▸ **EXTRACTED RECORDS**

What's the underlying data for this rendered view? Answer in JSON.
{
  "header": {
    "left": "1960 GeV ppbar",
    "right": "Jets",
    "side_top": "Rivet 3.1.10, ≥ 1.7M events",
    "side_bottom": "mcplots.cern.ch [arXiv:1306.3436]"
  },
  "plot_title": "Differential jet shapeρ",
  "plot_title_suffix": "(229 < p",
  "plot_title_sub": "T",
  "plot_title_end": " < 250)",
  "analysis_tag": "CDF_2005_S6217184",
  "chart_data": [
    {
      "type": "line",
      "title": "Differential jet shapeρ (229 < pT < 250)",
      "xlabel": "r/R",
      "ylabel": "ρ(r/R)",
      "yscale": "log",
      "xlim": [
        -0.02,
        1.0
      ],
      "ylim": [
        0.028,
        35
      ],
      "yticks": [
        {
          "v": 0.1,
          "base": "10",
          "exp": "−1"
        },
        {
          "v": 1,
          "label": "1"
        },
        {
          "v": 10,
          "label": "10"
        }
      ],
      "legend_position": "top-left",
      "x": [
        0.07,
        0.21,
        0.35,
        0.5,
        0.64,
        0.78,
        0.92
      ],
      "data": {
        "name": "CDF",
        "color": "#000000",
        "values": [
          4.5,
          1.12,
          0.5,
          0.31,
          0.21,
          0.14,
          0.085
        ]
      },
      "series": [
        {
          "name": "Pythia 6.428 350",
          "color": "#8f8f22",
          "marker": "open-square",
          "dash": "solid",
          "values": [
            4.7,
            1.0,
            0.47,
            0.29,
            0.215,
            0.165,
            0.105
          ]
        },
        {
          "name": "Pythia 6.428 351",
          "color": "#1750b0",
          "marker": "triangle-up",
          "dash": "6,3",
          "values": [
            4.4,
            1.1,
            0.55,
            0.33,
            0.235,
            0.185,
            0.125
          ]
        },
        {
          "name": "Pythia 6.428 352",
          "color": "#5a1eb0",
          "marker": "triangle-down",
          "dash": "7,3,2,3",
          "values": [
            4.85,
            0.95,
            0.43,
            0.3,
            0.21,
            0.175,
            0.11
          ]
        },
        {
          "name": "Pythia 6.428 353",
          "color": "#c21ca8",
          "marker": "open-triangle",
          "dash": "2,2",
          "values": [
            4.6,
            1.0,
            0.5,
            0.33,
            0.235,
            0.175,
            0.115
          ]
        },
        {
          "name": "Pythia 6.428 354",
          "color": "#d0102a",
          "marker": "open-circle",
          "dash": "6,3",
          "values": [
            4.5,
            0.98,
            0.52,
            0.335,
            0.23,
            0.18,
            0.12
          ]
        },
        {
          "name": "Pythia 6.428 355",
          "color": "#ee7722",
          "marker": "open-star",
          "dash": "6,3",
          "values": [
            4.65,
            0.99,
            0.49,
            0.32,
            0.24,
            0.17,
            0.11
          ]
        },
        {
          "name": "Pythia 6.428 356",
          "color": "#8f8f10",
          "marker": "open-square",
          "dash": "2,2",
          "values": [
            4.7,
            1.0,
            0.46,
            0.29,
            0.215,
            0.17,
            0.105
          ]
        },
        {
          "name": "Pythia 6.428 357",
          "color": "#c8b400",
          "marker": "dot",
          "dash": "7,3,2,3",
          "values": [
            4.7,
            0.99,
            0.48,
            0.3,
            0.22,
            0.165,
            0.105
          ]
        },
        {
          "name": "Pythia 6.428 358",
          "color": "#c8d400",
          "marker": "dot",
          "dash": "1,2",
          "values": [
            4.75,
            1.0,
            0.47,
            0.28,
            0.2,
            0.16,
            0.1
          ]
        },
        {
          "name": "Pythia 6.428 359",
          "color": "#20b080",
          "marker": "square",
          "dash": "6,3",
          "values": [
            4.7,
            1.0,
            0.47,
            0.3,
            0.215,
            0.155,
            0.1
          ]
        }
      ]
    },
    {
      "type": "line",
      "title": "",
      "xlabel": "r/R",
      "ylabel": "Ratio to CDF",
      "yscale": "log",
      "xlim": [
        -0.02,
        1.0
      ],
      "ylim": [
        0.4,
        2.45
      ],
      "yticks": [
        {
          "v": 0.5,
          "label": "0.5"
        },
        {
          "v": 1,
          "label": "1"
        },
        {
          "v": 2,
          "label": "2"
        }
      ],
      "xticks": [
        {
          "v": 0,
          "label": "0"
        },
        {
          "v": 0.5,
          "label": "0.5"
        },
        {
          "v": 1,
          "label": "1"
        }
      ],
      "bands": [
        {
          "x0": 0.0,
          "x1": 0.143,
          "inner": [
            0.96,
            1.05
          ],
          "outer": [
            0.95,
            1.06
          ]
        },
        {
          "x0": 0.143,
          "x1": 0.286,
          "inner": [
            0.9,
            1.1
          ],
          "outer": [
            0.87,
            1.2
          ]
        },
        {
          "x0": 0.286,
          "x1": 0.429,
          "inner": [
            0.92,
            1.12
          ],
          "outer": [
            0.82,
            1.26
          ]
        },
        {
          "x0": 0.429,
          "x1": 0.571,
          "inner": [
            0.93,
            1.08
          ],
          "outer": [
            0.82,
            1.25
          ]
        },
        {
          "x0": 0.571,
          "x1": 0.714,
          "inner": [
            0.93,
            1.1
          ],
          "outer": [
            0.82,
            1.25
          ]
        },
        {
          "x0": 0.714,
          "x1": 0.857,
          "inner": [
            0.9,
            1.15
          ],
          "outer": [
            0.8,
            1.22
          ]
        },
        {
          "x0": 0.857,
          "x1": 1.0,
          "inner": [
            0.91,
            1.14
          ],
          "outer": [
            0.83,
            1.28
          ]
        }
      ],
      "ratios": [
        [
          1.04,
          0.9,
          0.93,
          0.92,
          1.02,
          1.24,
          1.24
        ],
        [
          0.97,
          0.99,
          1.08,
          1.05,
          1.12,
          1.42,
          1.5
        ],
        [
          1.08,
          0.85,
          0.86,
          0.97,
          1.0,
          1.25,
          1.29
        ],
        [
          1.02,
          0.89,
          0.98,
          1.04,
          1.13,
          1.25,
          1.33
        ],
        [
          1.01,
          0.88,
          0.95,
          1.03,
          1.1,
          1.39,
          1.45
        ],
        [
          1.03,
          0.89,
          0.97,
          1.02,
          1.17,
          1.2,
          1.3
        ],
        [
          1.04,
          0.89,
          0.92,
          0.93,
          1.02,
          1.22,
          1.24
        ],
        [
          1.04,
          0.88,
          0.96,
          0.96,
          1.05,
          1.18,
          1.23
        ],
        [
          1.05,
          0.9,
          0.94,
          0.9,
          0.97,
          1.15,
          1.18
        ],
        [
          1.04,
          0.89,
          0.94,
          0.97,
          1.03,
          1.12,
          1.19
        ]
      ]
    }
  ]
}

▸ **DIRECTIONS**
Take the material above and return all of it exactly.

▸ **THE COMPLETED TASK**
What's the underlying data for this rendered view? Answer in JSON.
{
  "header": {
    "left": "1960 GeV ppbar",
    "right": "Jets",
    "side_top": "Rivet 3.1.10, ≥ 1.7M events",
    "side_bottom": "mcplots.cern.ch [arXiv:1306.3436]"
  },
  "plot_title": "Differential jet shapeρ",
  "plot_title_suffix": "(229 < p",
  "plot_title_sub": "T",
  "plot_title_end": " < 250)",
  "analysis_tag": "CDF_2005_S6217184",
  "chart_data": [
    {
      "type": "line",
      "title": "Differential jet shapeρ (229 < pT < 250)",
      "xlabel": "r/R",
      "ylabel": "ρ(r/R)",
      "yscale": "log",
      "xlim": [
        -0.02,
        1.0
      ],
      "ylim": [
        0.028,
        35
      ],
      "yticks": [
        {
          "v": 0.1,
          "base": "10",
          "exp": "−1"
        },
        {
          "v": 1,
          "label": "1"
        },
        {
          "v": 10,
          "label": "10"
        }
      ],
      "legend_position": "top-left",
      "x": [
        0.07,
        0.21,
        0.35,
        0.5,
        0.64,
        0.78,
        0.92
      ],
      "data": {
        "name": "CDF",
        "color": "#000000",
        "values": [
          4.5,
          1.12,
          0.5,
          0.31,
          0.21,
          0.14,
          0.085
        ]
      },
      "series": [
        {
          "name": "Pythia 6.428 350",
          "color": "#8f8f22",
          "marker": "open-square",
          "dash": "solid",
          "values": [
            4.7,
            1.0,
            0.47,
            0.29,
            0.215,
            0.165,
            0.105
          ]
        },
        {
          "name": "Pythia 6.428 351",
          "color": "#1750b0",
          "marker": "triangle-up",
          "dash": "6,3",
          "values": [
            4.4,
            1.1,
            0.55,
            0.33,
            0.235,
            0.185,
            0.125
          ]
        },
        {
          "name": "Pythia 6.428 352",
          "color": "#5a1eb0",
          "marker": "triangle-down",
          "dash": "7,3,2,3",
          "values": [
            4.85,
            0.95,
            0.43,
            0.3,
            0.21,
            0.175,
            0.11
          ]
        },
        {
          "name": "Pythia 6.428 353",
          "color": "#c21ca8",
          "marker": "open-triangle",
          "dash": "2,2",
          "values": [
            4.6,
            1.0,
            0.5,
            0.33,
            0.235,
            0.175,
            0.115
          ]
        },
        {
          "name": "Pythia 6.428 354",
          "color": "#d0102a",
          "marker": "open-circle",
          "dash": "6,3",
          "values": [
            4.5,
            0.98,
            0.52,
            0.335,
            0.23,
            0.18,
            0.12
          ]
        },
        {
          "name": "Pythia 6.428 355",
          "color": "#ee7722",
          "marker": "open-star",
          "dash": "6,3",
          "values": [
            4.65,
            0.99,
            0.49,
            0.32,
            0.24,
            0.17,
            0.11
          ]
        },
        {
          "name": "Pythia 6.428 356",
          "color": "#8f8f10",
          "marker": "open-square",
          "dash": "2,2",
          "values": [
            4.7,
            1.0,
            0.46,
            0.29,
            0.215,
            0.17,
            0.105
          ]
        },
        {
          "name": "Pythia 6.428 357",
          "color": "#c8b400",
          "marker": "dot",
          "dash": "7,3,2,3",
          "values": [
            4.7,
            0.99,
            0.48,
            0.3,
            0.22,
            0.165,
            0.105
          ]
        },
        {
          "name": "Pythia 6.428 358",
          "color": "#c8d400",
          "marker": "dot",
          "dash": "1,2",
          "values": [
            4.75,
            1.0,
            0.47,
            0.28,
            0.2,
            0.16,
            0.1
          ]
        },
        {
          "name": "Pythia 6.428 359",
          "color": "#20b080",
          "marker": "square",
          "dash": "6,3",
          "values": [
            4.7,
            1.0,
            0.47,
            0.3,
            0.215,
            0.155,
            0.1
          ]
        }
      ]
    },
    {
      "type": "line",
      "title": "",
      "xlabel": "r/R",
      "ylabel": "Ratio to CDF",
      "yscale": "log",
      "xlim": [
        -0.02,
        1.0
      ],
      "ylim": [
        0.4,
        2.45
      ],
      "yticks": [
        {
          "v": 0.5,
          "label": "0.5"
        },
        {
          "v": 1,
          "label": "1"
        },
        {
          "v": 2,
          "label": "2"
        }
      ],
      "xticks": [
        {
          "v": 0,
          "label": "0"
        },
        {
          "v": 0.5,
          "label": "0.5"
        },
        {
          "v": 1,
          "label": "1"
        }
      ],
      "bands": [
        {
          "x0": 0.0,
          "x1": 0.143,
          "inner": [
            0.96,
            1.05
          ],
          "outer": [
            0.95,
            1.06
          ]
        },
        {
          "x0": 0.143,
          "x1": 0.286,
          "inner": [
            0.9,
            1.1
          ],
          "outer": [
            0.87,
            1.2
          ]
        },
        {
          "x0": 0.286,
          "x1": 0.429,
          "inner": [
            0.92,
            1.12
          ],
          "outer": [
            0.82,
            1.26
          ]
        },
        {
          "x0": 0.429,
          "x1": 0.571,
          "inner": [
            0.93,
            1.08
          ],
          "outer": [
            0.82,
            1.25
          ]
        },
        {
          "x0": 0.571,
          "x1": 0.714,
          "inner": [
            0.93,
            1.1
          ],
          "outer": [
            0.82,
            1.25
          ]
        },
        {
          "x0": 0.714,
          "x1": 0.857,
          "inner": [
            0.9,
            1.15
          ],
          "outer": [
            0.8,
            1.22
          ]
        },
        {
          "x0": 0.857,
          "x1": 1.0,
          "inner": [
            0.91,
            1.14
          ],
          "outer": [
            0.83,
            1.28
          ]
        }
      ],
      "ratios": [
        [
          1.04,
          0.9,
          0.93,
          0.92,
          1.02,
          1.24,
          1.24
        ],
        [
          0.97,
          0.99,
          1.08,
          1.05,
          1.12,
          1.42,
          1.5
        ],
        [
          1.08,
          0.85,
          0.86,
          0.97,
          1.0,
          1.25,
          1.29
        ],
        [
          1.02,
          0.89,
          0.98,
          1.04,
          1.13,
          1.25,
          1.33
        ],
        [
          1.01,
          0.88,
          0.95,
          1.03,
          1.1,
          1.39,
          1.45
        ],
        [
          1.03,
          0.89,
          0.97,
          1.02,
          1.17,
          1.2,
          1.3
        ],
        [
          1.04,
          0.89,
          0.92,
          0.93,
          1.02,
          1.22,
          1.24
        ],
        [
          1.04,
          0.88,
          0.96,
          0.96,
          1.05,
          1.18,
          1.23
        ],
        [
          1.05,
          0.9,
          0.94,
          0.9,
          0.97,
          1.15,
          1.18
        ],
        [
          1.04,
          0.89,
          0.94,
          0.97,
          1.03,
          1.12,
          1.19
        ]
      ]
    }
  ]
}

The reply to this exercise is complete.